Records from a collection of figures
****
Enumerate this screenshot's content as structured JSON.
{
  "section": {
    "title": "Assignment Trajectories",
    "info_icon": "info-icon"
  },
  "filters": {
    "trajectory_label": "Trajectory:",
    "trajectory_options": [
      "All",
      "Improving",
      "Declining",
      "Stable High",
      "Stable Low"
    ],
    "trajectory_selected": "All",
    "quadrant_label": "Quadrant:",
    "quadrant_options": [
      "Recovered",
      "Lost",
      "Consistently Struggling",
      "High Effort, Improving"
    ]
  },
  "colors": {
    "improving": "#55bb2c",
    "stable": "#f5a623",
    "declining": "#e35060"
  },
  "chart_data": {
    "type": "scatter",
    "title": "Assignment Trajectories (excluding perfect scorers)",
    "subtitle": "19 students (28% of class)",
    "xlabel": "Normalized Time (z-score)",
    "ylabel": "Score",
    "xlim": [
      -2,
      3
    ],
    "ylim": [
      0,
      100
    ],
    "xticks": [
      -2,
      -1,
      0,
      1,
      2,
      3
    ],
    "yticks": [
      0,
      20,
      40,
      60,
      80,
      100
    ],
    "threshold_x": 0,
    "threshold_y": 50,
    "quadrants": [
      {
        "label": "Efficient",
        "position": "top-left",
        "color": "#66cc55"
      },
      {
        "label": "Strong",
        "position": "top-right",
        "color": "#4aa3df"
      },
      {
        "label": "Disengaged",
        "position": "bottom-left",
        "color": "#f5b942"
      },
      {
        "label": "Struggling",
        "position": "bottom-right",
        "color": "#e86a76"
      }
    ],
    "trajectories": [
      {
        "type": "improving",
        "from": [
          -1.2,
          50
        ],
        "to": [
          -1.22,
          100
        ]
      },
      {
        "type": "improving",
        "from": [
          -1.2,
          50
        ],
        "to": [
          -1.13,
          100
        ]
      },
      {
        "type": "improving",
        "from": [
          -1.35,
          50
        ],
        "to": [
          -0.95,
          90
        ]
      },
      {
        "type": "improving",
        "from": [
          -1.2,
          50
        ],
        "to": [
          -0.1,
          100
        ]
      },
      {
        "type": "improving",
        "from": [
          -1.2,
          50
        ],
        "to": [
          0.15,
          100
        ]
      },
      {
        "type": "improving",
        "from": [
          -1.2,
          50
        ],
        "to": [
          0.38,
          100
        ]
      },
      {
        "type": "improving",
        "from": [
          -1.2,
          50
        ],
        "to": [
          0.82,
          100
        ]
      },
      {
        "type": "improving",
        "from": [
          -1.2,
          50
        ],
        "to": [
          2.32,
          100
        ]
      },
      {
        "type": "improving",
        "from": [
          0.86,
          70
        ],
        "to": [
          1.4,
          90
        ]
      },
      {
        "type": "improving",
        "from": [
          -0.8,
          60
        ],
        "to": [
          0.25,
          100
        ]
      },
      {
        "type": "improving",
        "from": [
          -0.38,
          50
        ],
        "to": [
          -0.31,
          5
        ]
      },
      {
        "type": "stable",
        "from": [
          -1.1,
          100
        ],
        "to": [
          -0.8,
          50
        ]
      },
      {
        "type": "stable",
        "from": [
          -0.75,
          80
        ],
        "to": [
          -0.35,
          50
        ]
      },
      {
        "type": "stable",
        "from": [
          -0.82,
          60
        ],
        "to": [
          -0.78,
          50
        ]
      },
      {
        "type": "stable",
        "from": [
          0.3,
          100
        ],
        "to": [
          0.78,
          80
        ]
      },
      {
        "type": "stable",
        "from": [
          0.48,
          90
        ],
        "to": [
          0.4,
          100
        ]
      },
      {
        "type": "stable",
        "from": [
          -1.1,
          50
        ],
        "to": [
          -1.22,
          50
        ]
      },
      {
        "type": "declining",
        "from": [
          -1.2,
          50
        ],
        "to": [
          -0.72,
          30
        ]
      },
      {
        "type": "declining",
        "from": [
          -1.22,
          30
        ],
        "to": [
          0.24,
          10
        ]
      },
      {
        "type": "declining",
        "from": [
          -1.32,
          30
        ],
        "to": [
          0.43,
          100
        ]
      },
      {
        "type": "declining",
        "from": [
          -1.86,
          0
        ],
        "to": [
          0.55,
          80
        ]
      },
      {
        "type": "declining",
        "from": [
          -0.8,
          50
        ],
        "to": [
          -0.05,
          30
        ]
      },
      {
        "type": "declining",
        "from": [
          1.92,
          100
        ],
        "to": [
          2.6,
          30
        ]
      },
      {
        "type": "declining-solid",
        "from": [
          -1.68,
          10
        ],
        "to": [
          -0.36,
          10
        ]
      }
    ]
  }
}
****
▶ _What is needed_
Print the records once more, exactly as they were given.

▶ _Solution for this exercise_
Enumerate this screenshot's content as structured JSON.
{
  "section": {
    "title": "Assignment Trajectories",
    "info_icon": "info-icon"
  },
  "filters": {
    "trajectory_label": "Trajectory:",
    "trajectory_options": [
      "All",
      "Improving",
      "Declining",
      "Stable High",
      "Stable Low"
    ],
    "trajectory_selected": "All",
    "quadrant_label": "Quadrant:",
    "quadrant_options": [
      "Recovered",
      "Lost",
      "Consistently Struggling",
      "High Effort, Improving"
    ]
  },
  "colors": {
    "improving": "#55bb2c",
    "stable": "#f5a623",
    "declining": "#e35060"
  },
  "chart_data": {
    "type": "scatter",
    "title": "Assignment Trajectories (excluding perfect scorers)",
    "subtitle": "19 students (28% of class)",
    "xlabel": "Normalized Time (z-score)",
    "ylabel": "Score",
    "xlim": [
      -2,
      3
    ],
    "ylim": [
      0,
      100
    ],
    "xticks": [
      -2,
      -1,
      0,
      1,
      2,
      3
    ],
    "yticks": [
      0,
      20,
      40,
      60,
      80,
      100
    ],
    "threshold_x": 0,
    "threshold_y": 50,
    "quadrants": [
      {
        "label": "Efficient",
        "position": "top-left",
        "color": "#66cc55"
      },
      {
        "label": "Strong",
        "position": "top-right",
        "color": "#4aa3df"
      },
      {
        "label": "Disengaged",
        "position": "bottom-left",
        "color": "#f5b942"
      },
      {
        "label": "Struggling",
        "position": "bottom-right",
        "color": "#e86a76"
      }
    ],
    "trajectories": [
      {
        "type": "improving",
        "from": [
          -1.2,
          50
        ],
        "to": [
          -1.22,
          100
        ]
      },
      {
        "type": "improving",
        "from": [
          -1.2,
          50
        ],
        "to": [
          -1.13,
          100
        ]
      },
      {
        "type": "improving",
        "from": [
          -1.35,
          50
        ],
        "to": [
          -0.95,
          90
        ]
      },
      {
        "type": "improving",
        "from": [
          -1.2,
          50
        ],
        "to": [
          -0.1,
          100
        ]
      },
      {
        "type": "improving",
        "from": [
          -1.2,
          50
        ],
        "to": [
          0.15,
          100
        ]
      },
      {
        "type": "improving",
        "from": [
          -1.2,
          50
        ],
        "to": [
          0.38,
          100
        ]
      },
      {
        "type": "improving",
        "from": [
          -1.2,
          50
        ],
        "to": [
          0.82,
          100
        ]
      },
      {
        "type": "improving",
        "from": [
          -1.2,
          50
        ],
        "to": [
          2.32,
          100
        ]
      },
      {
        "type": "improving",
        "from": [
          0.86,
          70
        ],
        "to": [
          1.4,
          90
        ]
      },
      {
        "type": "improving",
        "from": [
          -0.8,
          60
        ],
        "to": [
          0.25,
          100
        ]
      },
      {
        "type": "improving",
        "from": [
          -0.38,
          50
        ],
        "to": [
          -0.31,
          5
        ]
      },
      {
        "type": "stable",
        "from": [
          -1.1,
          100
        ],
        "to": [
          -0.8,
          50
        ]
      },
      {
        "type": "stable",
        "from": [
          -0.75,
          80
        ],
        "to": [
          -0.35,
          50
        ]
      },
      {
        "type": "stable",
        "from": [
          -0.82,
          60
        ],
        "to": [
          -0.78,
          50
        ]
      },
      {
        "type": "stable",
        "from": [
          0.3,
          100
        ],
        "to": [
          0.78,
          80
        ]
      },
      {
        "type": "stable",
        "from": [
          0.48,
          90
        ],
        "to": [
          0.4,
          100
        ]
      },
      {
        "type": "stable",
        "from": [
          -1.1,
          50
        ],
        "to": [
          -1.22,
          50
        ]
      },
      {
        "type": "declining",
        "from": [
          -1.2,
          50
        ],
        "to": [
          -0.72,
          30
        ]
      },
      {
        "type": "declining",
        "from": [
          -1.22,
          30
        ],
        "to": [
          0.24,
          10
        ]
      },
      {
        "type": "declining",
        "from": [
          -1.32,
          30
        ],
        "to": [
          0.43,
          100
        ]
      },
      {
        "type": "declining",
        "from": [
          -1.86,
          0
        ],
        "to": [
          0.55,
          80
        ]
      },
      {
        "type": "declining",
        "from": [
          -0.8,
          50
        ],
        "to": [
          -0.05,
          30
        ]
      },
      {
        "type": "declining",
        "from": [
          1.92,
          100
        ],
        "to": [
          2.6,
          30
        ]
      },
      {
        "type": "declining-solid",
        "from": [
          -1.68,
          10
        ],
        "to": [
          -0.36,
          10
        ]
      }
    ]
  }
}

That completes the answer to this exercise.